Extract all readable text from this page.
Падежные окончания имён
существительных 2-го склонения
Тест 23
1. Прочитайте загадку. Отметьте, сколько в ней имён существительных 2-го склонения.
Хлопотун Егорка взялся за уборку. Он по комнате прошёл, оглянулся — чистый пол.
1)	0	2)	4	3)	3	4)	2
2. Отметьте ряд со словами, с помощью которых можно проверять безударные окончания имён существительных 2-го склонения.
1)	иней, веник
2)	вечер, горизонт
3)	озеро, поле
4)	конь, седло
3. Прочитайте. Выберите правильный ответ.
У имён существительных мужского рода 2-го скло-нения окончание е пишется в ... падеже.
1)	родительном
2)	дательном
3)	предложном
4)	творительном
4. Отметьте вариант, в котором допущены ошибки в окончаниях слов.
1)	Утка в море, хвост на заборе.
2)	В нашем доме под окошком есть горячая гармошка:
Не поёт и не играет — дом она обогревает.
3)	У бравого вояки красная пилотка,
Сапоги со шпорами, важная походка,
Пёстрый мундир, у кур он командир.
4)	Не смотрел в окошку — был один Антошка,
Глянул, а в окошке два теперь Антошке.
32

# WHAT IS EXPECTED
Pick out the lines that have the word "склонения". Copy them all.

# EXERCISE RESULT
существительных 2-го склонения
1. Прочитайте загадку. Отметьте, сколько в ней имён существительных 2-го склонения.
2. Отметьте ряд со словами, с помощью которых можно проверять безударные окончания имён существительных 2-го склонения.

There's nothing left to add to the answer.